Required task:
Determine how many lines of this material contain "message". Give only the number.

═══

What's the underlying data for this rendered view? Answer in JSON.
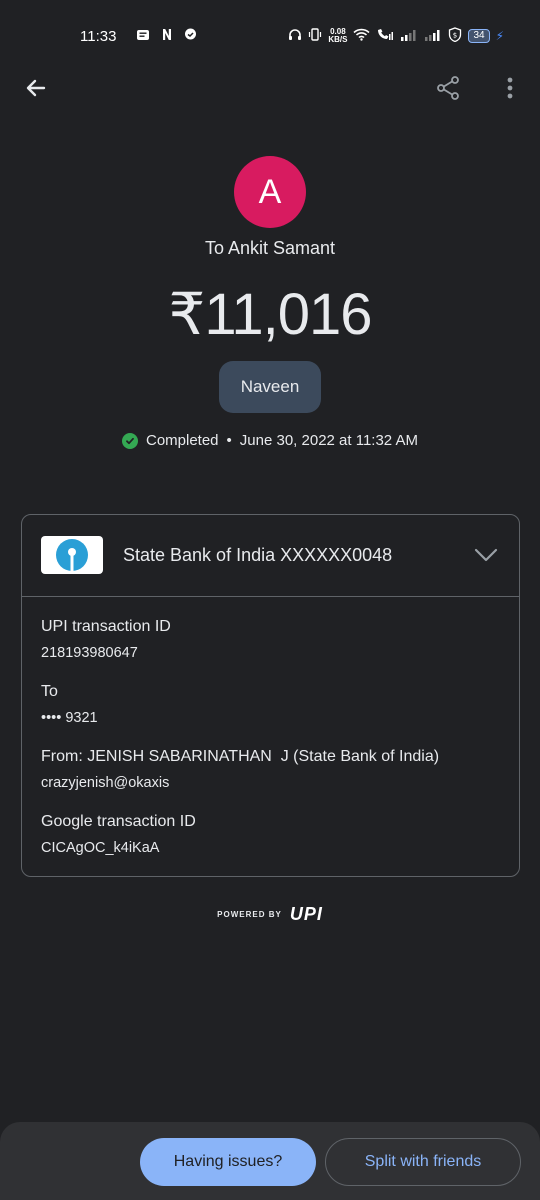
{
  "status_bar": {
    "time": "11:33",
    "notif_icons": [
      "message-icon",
      "netflix-icon",
      "chat-icon"
    ],
    "net_speed_value": "0.08",
    "net_speed_unit": "KB/S",
    "battery": "34"
  },
  "payment": {
    "avatar_letter": "A",
    "recipient": "To Ankit Samant",
    "amount": "₹11,016",
    "note": "Naveen",
    "status": "Completed",
    "separator": "•",
    "datetime": "June 30, 2022 at 11:32 AM"
  },
  "bank": {
    "name": "State Bank of India XXXXXX0048"
  },
  "details": [
    {
      "label": "UPI transaction ID",
      "value": "218193980647"
    },
    {
      "label": "To",
      "value": "•••• 9321"
    },
    {
      "label": "From: JENISH SABARINATHAN  J (State Bank of India)",
      "value": "crazyjenish@okaxis"
    },
    {
      "label": "Google transaction ID",
      "value": "CICAgOC_k4iKaA"
    }
  ],
  "footer": {
    "powered_by": "POWERED BY",
    "upi_logo": "UPI"
  },
  "actions": {
    "issues_label": "Having issues?",
    "split_label": "Split with friends"
  },
  "colors": {
    "background": "#202124",
    "avatar": "#d81b60",
    "chip": "#3c4a5c",
    "success": "#34a853",
    "accent": "#8ab4f8"
  }
}
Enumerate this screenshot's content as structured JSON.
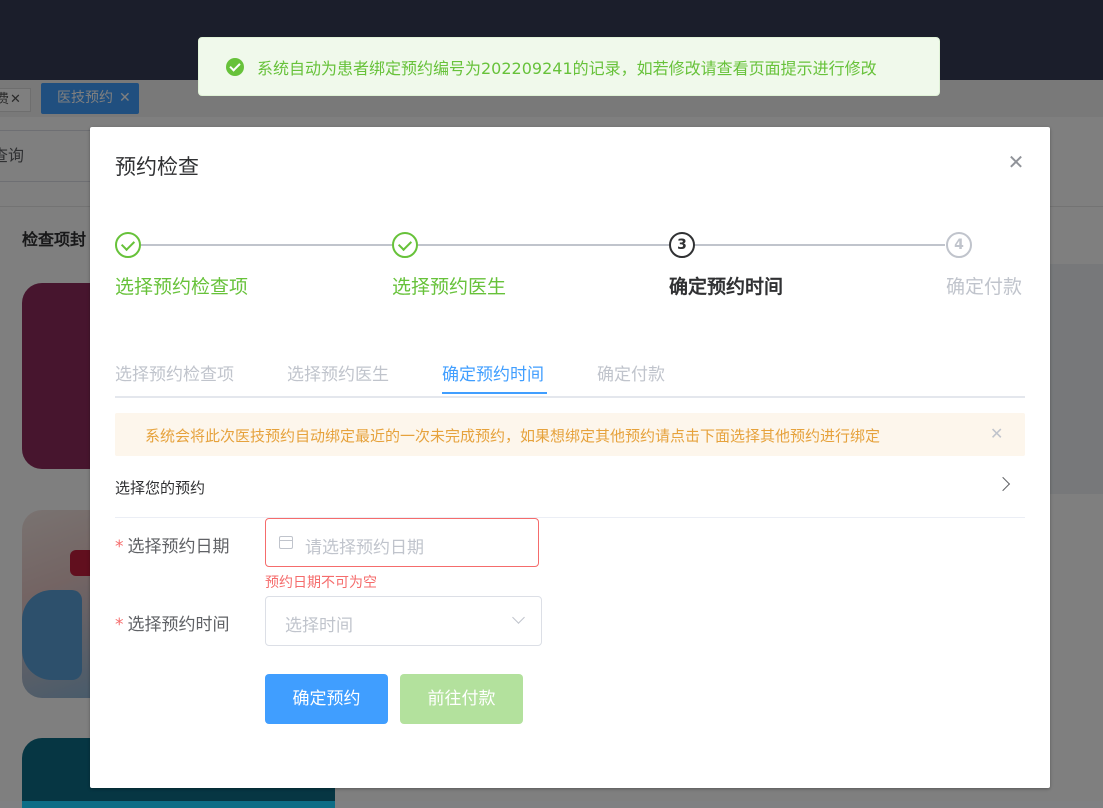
{
  "background": {
    "tabs": [
      {
        "label": "医技预约",
        "close": "✕",
        "active": true
      }
    ],
    "partial_tab": {
      "label": "费",
      "close": "✕"
    },
    "search_placeholder": "查询",
    "section_title": "检查项封"
  },
  "toast": {
    "type": "success",
    "icon": "check-circle-icon",
    "message": "系统自动为患者绑定预约编号为202209241的记录，如若修改请查看页面提示进行修改"
  },
  "dialog": {
    "title": "预约检查",
    "close_icon": "close-icon",
    "steps": [
      {
        "index": "1",
        "label": "选择预约检查项",
        "status": "done"
      },
      {
        "index": "2",
        "label": "选择预约医生",
        "status": "done"
      },
      {
        "index": "3",
        "label": "确定预约时间",
        "status": "process"
      },
      {
        "index": "4",
        "label": "确定付款",
        "status": "wait"
      }
    ],
    "tabs": [
      {
        "label": "选择预约检查项",
        "active": false
      },
      {
        "label": "选择预约医生",
        "active": false
      },
      {
        "label": "确定预约时间",
        "active": true
      },
      {
        "label": "确定付款",
        "active": false
      }
    ],
    "alert": {
      "type": "warning",
      "text": "系统会将此次医技预约自动绑定最近的一次未完成预约，如果想绑定其他预约请点击下面选择其他预约进行绑定",
      "close": "✕"
    },
    "select_booking": {
      "label": "选择您的预约"
    },
    "form": {
      "required_mark": "*",
      "date": {
        "label": "选择预约日期",
        "placeholder": "请选择预约日期",
        "value": "",
        "error": "预约日期不可为空"
      },
      "time": {
        "label": "选择预约时间",
        "placeholder": "选择时间",
        "value": ""
      }
    },
    "buttons": {
      "confirm": "确定预约",
      "pay": "前往付款"
    }
  },
  "colors": {
    "primary": "#409eff",
    "success": "#67c23a",
    "success_light": "#b3e19d",
    "warning": "#e6a23c",
    "danger": "#f56c6c",
    "header_bg": "#1b1e2b"
  }
}
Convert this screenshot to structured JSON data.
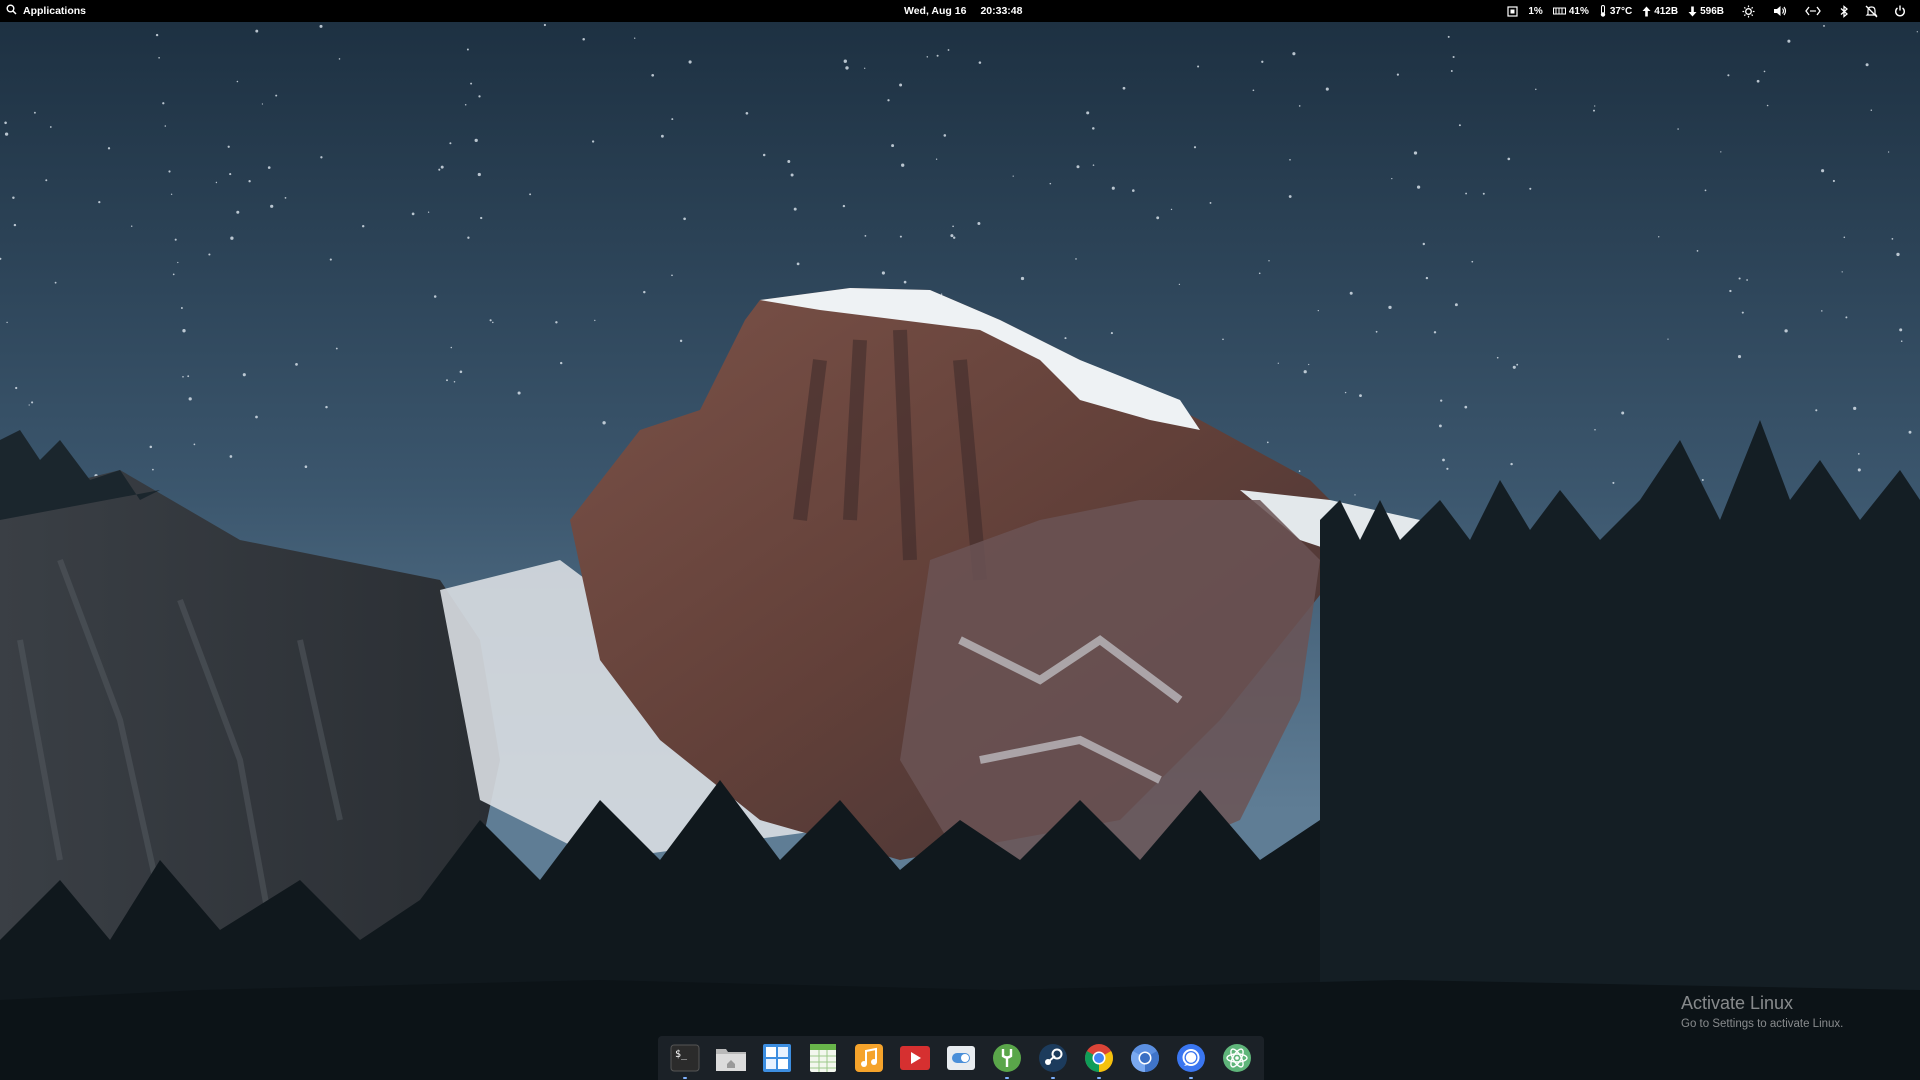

═══

Written response:
2